- **SHORT EXERCISE**
Copy the data from the line containing "entry-heading (22, 8, 690, 44)" through the line containing "entry-number: 232 (22, 8, 46, 25)", substituting "March" for "February" and leaving everything else unchanged.

Begin DATA SUPPLIED

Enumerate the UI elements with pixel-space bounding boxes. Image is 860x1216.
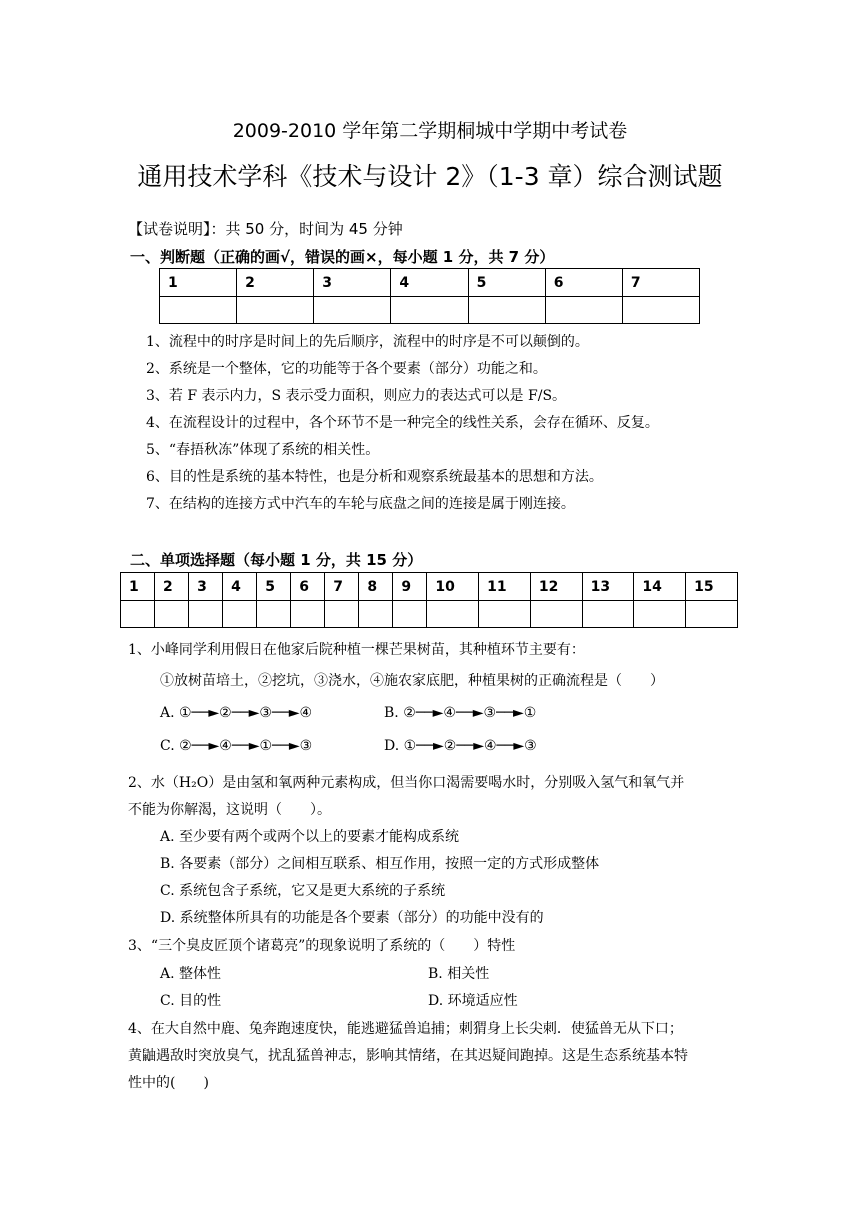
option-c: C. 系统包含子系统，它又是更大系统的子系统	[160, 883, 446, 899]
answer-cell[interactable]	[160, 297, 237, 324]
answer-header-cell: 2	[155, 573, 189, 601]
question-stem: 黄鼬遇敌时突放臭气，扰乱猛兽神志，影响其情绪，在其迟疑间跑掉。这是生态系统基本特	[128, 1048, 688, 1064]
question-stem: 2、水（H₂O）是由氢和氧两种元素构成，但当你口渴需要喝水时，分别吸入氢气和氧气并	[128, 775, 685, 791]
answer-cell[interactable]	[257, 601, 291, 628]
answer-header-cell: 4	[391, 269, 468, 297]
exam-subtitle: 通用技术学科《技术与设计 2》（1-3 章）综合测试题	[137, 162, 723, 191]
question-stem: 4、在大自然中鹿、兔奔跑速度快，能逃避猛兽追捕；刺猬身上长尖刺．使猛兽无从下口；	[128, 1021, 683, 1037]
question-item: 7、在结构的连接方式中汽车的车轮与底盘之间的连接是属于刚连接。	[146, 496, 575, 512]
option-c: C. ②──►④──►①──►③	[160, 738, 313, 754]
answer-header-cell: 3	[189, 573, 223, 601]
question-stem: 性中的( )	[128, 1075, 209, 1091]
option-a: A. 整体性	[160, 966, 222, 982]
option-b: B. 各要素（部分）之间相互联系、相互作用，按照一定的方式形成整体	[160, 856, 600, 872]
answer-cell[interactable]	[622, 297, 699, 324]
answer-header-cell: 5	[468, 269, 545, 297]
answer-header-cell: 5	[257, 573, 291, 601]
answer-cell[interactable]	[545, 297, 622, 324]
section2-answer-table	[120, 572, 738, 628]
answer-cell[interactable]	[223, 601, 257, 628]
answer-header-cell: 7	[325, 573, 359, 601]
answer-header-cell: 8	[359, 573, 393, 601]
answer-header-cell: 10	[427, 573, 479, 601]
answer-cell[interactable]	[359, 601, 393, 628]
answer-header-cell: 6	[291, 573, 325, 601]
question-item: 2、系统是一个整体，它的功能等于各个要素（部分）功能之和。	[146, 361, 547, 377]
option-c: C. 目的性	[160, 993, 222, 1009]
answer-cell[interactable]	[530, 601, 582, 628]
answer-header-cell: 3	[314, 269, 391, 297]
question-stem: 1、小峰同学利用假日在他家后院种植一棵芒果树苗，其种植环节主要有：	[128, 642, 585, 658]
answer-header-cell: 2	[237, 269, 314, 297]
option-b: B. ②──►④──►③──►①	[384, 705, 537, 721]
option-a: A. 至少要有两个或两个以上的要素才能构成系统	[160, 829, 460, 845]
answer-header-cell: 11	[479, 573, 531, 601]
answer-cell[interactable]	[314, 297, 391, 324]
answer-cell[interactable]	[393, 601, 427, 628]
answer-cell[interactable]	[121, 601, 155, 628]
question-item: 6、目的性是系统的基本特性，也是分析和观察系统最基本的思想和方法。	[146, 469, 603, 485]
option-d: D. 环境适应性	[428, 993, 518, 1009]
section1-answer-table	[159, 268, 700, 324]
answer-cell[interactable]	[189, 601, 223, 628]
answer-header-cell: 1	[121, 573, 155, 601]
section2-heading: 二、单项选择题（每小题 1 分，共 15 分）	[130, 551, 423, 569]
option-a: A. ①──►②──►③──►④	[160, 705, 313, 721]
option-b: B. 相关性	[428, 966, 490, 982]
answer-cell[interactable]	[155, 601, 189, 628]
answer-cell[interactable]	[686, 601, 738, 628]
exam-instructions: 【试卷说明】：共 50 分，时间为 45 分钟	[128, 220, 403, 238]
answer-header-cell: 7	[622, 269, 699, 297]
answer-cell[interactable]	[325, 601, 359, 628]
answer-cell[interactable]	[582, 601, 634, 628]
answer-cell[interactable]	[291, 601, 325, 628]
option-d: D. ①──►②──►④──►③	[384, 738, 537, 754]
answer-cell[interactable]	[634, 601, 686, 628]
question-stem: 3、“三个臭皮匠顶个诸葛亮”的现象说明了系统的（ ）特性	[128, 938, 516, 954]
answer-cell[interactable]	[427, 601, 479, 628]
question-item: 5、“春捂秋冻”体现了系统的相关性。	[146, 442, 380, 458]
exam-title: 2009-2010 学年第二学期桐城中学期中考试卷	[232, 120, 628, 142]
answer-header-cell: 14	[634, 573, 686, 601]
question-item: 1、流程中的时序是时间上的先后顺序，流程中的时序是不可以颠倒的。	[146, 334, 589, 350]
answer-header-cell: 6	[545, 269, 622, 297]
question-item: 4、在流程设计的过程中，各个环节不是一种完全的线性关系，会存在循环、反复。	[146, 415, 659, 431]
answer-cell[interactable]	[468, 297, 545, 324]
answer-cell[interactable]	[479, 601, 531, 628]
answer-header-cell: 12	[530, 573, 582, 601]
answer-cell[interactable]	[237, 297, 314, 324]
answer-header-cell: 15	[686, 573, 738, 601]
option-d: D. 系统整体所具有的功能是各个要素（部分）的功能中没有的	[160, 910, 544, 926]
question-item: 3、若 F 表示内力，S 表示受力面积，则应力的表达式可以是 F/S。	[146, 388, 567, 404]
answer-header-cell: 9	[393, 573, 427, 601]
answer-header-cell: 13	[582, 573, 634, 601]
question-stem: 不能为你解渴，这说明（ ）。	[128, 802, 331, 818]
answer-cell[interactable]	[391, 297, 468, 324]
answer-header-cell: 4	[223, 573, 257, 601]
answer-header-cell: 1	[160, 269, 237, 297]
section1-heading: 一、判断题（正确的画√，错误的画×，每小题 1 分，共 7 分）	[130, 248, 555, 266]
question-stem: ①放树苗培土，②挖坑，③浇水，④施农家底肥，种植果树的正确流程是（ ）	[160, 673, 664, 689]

End DATA SUPPLIED
Begin DATA SUPPLIED

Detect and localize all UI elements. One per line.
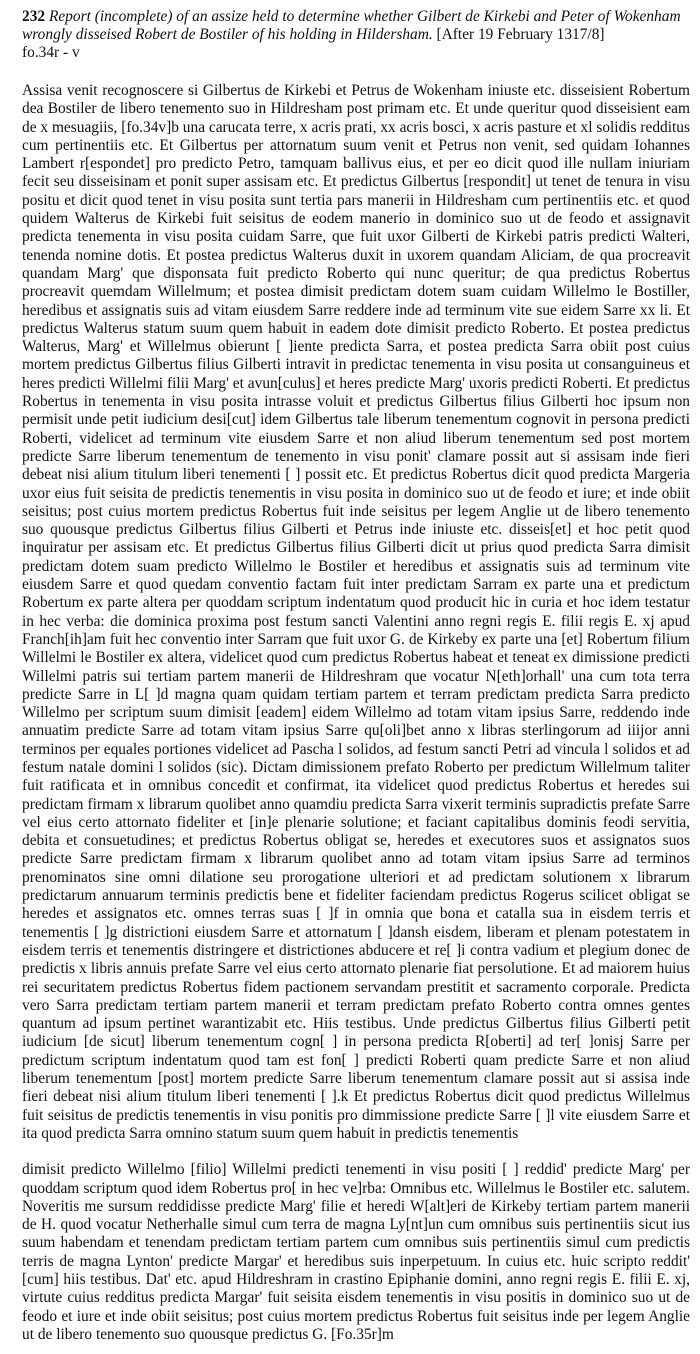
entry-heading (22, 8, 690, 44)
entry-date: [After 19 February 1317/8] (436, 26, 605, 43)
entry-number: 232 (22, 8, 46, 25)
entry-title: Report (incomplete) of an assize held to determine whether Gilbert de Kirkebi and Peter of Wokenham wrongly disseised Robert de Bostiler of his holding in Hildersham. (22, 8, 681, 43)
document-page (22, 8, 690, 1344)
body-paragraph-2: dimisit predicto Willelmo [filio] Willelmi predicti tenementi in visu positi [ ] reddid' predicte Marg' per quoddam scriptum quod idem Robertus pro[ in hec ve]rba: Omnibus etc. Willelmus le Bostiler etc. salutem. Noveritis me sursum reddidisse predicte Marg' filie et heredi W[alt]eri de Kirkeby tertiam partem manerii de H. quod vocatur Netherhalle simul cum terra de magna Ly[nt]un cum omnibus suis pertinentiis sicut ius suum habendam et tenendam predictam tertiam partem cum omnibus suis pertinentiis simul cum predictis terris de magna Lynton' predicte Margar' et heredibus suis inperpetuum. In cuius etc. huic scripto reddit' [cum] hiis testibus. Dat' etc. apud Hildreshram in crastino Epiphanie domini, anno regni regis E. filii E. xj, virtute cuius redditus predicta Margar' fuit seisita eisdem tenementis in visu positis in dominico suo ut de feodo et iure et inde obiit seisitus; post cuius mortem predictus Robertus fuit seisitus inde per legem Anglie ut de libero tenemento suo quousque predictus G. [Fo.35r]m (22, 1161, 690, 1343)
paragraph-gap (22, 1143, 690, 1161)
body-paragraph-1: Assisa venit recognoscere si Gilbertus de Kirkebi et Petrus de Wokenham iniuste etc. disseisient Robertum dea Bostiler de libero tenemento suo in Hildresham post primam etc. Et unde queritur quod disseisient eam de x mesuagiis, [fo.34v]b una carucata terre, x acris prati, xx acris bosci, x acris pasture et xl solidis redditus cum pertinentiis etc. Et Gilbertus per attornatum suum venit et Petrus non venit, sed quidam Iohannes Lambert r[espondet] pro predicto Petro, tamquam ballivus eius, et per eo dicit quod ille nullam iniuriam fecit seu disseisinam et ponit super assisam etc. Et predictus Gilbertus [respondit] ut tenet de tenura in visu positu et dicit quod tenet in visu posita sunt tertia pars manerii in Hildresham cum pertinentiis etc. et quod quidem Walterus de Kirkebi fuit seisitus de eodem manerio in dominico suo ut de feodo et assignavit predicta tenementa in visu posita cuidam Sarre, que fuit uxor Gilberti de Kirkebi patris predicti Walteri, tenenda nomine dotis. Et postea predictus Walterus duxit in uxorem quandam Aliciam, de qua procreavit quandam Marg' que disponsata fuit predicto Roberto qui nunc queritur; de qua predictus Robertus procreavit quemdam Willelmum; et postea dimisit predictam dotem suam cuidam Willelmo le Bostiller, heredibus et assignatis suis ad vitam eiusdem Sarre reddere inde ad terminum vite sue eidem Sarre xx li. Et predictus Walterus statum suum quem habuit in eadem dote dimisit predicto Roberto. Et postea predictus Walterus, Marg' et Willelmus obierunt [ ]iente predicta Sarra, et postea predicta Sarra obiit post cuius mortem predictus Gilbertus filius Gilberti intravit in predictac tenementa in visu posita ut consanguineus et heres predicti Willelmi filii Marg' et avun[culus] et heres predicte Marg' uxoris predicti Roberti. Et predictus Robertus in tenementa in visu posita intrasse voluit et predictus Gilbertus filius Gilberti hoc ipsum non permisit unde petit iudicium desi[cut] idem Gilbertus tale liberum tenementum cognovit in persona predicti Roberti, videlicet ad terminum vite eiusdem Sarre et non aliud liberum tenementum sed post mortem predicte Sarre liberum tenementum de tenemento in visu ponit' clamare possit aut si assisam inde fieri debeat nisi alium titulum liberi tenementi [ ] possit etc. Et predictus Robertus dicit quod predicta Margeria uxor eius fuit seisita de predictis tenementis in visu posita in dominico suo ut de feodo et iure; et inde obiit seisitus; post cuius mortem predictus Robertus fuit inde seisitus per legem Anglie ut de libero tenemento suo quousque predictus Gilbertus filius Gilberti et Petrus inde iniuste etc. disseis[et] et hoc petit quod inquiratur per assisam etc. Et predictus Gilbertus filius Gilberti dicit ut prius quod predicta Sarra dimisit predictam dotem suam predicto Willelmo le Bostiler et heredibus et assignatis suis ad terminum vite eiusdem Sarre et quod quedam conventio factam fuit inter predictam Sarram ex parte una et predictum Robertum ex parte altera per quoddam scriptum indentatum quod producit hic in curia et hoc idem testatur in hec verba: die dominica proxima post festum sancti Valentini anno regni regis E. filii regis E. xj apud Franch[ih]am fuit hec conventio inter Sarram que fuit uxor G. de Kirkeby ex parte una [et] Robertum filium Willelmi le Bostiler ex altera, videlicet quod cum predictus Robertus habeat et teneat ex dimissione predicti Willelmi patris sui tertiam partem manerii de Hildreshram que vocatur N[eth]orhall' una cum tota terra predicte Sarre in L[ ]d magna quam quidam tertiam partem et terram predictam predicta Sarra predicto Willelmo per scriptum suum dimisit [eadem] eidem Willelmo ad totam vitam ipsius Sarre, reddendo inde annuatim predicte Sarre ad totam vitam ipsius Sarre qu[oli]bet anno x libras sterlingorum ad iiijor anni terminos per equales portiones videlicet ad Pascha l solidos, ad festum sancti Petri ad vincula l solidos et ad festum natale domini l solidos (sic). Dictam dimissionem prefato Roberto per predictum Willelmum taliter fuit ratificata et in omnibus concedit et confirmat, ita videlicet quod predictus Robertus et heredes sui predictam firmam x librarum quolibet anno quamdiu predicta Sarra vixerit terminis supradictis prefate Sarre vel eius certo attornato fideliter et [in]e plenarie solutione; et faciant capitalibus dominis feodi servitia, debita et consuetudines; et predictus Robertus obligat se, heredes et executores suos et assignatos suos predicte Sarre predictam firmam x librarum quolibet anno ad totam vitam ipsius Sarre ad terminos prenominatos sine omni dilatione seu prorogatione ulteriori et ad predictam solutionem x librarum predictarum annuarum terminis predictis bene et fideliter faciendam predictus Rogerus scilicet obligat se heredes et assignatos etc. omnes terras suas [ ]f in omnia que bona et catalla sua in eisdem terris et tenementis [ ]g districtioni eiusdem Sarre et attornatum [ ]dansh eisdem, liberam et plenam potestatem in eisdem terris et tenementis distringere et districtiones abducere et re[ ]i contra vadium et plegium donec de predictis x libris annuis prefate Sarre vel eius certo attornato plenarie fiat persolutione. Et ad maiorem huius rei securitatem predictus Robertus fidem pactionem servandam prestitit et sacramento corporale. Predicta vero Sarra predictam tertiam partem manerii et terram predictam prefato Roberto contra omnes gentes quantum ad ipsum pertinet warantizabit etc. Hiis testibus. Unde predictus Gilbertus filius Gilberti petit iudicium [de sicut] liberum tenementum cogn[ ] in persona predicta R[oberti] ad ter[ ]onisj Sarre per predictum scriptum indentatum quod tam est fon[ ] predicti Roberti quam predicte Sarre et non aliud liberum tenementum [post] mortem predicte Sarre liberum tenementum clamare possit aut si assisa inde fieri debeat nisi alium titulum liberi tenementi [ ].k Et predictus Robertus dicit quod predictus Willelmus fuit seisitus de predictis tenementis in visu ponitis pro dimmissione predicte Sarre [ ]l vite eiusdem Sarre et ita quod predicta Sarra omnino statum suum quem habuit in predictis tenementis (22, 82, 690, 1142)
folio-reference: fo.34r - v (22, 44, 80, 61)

End DATA SUPPLIED

- **EXERCISE ANSWER**
entry-heading (22, 8, 690, 44)
entry-date: [After 19 March 1317/8] (436, 26, 605, 43)
entry-number: 232 (22, 8, 46, 25)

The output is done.